>> START
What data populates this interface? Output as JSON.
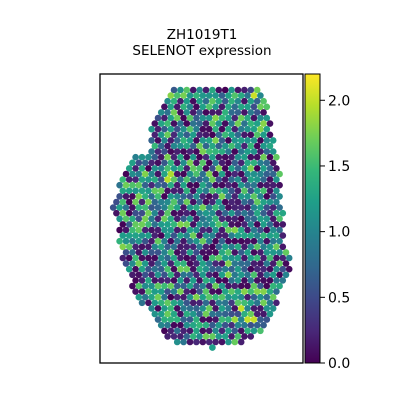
{
  "chart_data": {
    "type": "heatmap",
    "title": "ZH1019T1",
    "subtitle": "SELENOT expression",
    "colormap": "viridis",
    "colorbar": {
      "range": [
        0.0,
        2.2
      ],
      "ticks": [
        0.0,
        0.5,
        1.0,
        1.5,
        2.0
      ],
      "tick_labels": [
        "0.0",
        "0.5",
        "1.0",
        "1.5",
        "2.0"
      ]
    },
    "axes_ticks_visible": false,
    "grid": false,
    "legend": "colorbar-right",
    "spot_value_range": [
      0.0,
      2.2
    ],
    "spot_count_approx": 700
  },
  "colors": {
    "background": "#ffffff",
    "axes_edge": "#000000",
    "viridis_stops": [
      "#440154",
      "#482878",
      "#3e4989",
      "#31688e",
      "#26828e",
      "#1f9e89",
      "#35b779",
      "#6ece58",
      "#b5de2b",
      "#fde725"
    ]
  }
}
>> END
■ **Required work**:
Each record above is to be restated exactly, with its pictures removed from the copy.

■ **Right answer**:
What data populates this interface? Output as JSON.
{
  "chart_data": {
    "type": "heatmap",
    "title": "ZH1019T1",
    "subtitle": "SELENOT expression",
    "colormap": "viridis",
    "colorbar": {
      "range": [
        0.0,
        2.2
      ],
      "ticks": [
        0.0,
        0.5,
        1.0,
        1.5,
        2.0
      ],
      "tick_labels": [
        "0.0",
        "0.5",
        "1.0",
        "1.5",
        "2.0"
      ]
    },
    "axes_ticks_visible": false,
    "grid": false,
    "legend": "colorbar-right",
    "spot_value_range": [
      0.0,
      2.2
    ],
    "spot_count_approx": 700
  },
  "colors": {
    "background": "#ffffff",
    "axes_edge": "#000000",
    "viridis_stops": [
      "#440154",
      "#482878",
      "#3e4989",
      "#31688e",
      "#26828e",
      "#1f9e89",
      "#35b779",
      "#6ece58",
      "#b5de2b",
      "#fde725"
    ]
  }
}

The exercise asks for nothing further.